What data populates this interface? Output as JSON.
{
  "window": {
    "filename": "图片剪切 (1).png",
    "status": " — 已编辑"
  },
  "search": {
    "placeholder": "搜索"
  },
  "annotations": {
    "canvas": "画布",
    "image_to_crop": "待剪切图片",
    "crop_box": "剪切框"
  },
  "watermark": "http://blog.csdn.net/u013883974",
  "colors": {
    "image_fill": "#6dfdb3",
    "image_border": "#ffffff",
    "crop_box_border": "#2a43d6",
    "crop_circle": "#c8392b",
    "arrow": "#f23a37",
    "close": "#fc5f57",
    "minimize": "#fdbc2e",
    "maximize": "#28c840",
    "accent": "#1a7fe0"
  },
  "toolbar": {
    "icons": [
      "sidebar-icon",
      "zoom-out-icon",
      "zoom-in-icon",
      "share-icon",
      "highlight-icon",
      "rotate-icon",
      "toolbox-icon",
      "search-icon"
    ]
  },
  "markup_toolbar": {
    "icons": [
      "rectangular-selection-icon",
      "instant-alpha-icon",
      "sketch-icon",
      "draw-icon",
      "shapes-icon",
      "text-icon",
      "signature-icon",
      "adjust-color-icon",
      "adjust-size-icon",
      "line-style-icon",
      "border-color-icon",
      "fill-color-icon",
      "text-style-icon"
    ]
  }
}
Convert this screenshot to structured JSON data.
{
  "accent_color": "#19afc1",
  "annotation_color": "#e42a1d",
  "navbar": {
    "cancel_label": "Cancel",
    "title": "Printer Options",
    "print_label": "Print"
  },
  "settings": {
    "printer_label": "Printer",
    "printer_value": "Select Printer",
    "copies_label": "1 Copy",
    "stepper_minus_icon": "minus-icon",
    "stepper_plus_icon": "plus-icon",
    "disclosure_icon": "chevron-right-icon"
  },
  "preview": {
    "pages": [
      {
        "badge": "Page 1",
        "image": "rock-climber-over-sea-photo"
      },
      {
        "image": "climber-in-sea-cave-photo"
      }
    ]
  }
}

══════════

The answer must consist solely of the number of lines in the entries that contain the word "data".

2